__Exercise description__: Locate the lines of the listing below that hold "this", then copy each of them.

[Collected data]
________

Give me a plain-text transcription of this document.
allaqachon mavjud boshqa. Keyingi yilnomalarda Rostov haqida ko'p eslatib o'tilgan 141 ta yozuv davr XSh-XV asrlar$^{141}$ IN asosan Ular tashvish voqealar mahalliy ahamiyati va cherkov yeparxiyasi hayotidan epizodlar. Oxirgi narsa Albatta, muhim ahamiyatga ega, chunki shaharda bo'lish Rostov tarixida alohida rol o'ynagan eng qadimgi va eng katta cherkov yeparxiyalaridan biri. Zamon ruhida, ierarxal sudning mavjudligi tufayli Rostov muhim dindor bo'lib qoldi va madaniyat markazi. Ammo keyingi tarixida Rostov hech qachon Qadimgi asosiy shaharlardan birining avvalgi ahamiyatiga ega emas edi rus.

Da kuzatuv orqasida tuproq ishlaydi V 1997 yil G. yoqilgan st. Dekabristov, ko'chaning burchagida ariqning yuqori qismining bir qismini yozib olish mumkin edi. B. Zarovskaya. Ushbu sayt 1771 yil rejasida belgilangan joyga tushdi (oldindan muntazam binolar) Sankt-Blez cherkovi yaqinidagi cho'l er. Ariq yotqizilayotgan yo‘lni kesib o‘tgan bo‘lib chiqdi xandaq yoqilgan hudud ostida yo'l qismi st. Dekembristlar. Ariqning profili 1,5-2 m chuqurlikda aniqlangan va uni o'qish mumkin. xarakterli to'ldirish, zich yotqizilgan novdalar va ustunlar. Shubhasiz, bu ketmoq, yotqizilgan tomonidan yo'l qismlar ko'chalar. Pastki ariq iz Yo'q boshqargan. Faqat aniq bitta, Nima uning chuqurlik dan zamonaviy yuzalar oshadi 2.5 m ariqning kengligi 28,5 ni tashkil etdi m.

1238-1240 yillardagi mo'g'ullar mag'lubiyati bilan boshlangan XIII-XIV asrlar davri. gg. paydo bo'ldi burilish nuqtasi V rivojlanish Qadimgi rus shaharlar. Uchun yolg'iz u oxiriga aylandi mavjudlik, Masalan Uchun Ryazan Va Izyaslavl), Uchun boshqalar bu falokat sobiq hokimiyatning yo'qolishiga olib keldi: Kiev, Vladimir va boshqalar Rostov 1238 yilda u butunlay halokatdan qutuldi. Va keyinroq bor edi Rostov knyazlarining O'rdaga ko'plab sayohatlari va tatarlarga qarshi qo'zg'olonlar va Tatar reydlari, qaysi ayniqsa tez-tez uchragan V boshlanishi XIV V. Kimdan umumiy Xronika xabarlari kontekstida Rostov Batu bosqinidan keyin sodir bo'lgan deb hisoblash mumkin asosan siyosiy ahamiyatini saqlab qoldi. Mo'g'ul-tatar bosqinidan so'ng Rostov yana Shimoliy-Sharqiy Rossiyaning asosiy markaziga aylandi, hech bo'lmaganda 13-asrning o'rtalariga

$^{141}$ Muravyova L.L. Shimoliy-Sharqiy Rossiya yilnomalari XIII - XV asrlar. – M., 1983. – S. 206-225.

________

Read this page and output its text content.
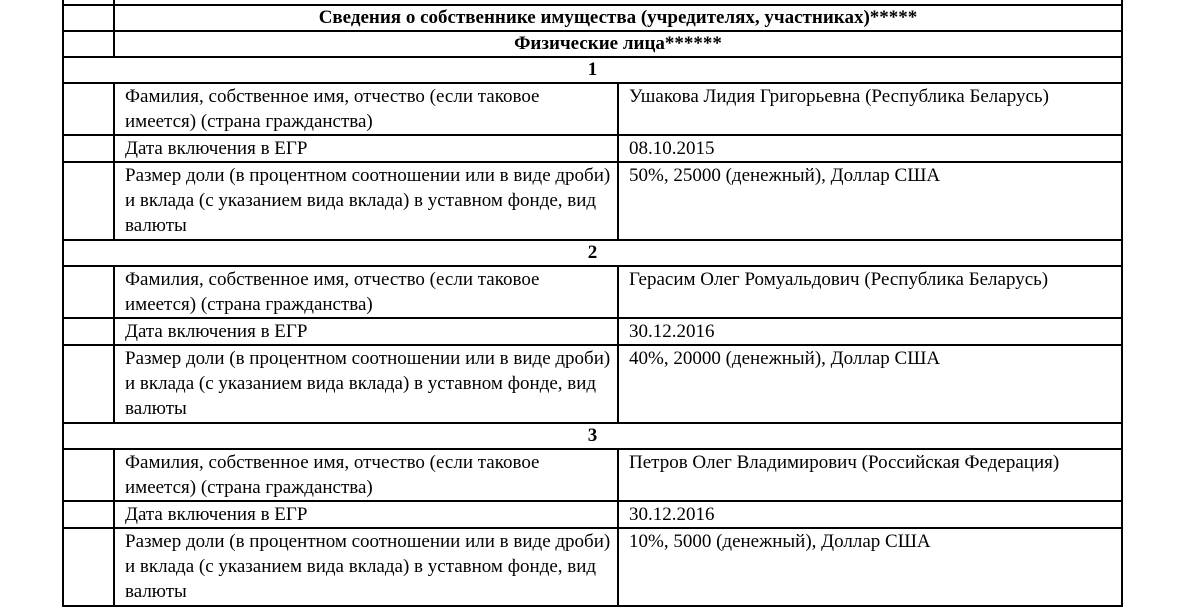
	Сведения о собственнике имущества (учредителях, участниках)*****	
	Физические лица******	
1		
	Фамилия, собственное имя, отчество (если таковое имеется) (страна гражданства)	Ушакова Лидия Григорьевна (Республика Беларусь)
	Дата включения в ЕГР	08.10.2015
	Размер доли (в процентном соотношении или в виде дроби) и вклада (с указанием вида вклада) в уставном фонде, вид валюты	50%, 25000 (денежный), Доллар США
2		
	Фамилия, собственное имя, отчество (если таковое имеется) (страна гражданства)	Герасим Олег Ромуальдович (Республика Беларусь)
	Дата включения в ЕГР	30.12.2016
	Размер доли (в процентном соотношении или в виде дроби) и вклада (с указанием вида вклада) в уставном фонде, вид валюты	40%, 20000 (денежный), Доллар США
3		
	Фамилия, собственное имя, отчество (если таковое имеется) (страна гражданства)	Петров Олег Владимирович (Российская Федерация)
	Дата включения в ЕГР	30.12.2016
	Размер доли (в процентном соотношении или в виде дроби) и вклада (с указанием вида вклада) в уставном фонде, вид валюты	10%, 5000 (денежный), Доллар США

________

__Worked solution__:
Give me a plain-text transcription of this document.
Read this page and output its text content.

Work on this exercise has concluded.